(Set problem) In the records that follow, show each line where the word "provides" is present.

==========

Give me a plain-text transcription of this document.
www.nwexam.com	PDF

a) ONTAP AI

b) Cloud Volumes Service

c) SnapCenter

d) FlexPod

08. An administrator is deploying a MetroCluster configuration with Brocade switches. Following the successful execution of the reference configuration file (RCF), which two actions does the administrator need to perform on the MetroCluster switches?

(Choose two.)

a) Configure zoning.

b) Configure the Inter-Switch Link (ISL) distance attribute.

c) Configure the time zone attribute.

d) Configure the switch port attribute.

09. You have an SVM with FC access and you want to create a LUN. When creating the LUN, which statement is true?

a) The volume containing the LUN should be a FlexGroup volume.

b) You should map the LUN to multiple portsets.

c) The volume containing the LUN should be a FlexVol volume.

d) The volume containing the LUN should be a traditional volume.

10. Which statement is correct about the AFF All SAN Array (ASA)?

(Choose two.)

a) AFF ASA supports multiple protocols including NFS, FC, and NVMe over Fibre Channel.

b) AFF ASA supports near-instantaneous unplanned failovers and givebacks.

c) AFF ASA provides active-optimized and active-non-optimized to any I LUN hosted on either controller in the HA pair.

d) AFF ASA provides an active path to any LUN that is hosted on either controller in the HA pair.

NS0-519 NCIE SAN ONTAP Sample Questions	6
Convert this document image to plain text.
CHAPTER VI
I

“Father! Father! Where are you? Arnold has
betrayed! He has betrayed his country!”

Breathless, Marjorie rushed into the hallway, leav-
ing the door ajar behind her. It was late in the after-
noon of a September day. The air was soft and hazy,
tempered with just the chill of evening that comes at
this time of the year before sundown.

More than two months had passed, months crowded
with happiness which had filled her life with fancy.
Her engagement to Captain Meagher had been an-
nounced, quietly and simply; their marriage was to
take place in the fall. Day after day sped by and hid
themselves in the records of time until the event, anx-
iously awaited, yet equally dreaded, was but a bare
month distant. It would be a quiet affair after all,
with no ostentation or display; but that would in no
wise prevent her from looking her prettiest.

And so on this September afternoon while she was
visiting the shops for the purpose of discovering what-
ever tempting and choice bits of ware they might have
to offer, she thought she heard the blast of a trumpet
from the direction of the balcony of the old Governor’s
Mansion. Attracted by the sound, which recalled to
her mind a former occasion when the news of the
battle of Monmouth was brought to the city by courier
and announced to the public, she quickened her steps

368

==========

(Output of the task)
c) AFF ASA provides active-optimized and active-non-optimized to any I LUN hosted on either controller in the HA pair.
d) AFF ASA provides an active path to any LUN that is hosted on either controller in the HA pair.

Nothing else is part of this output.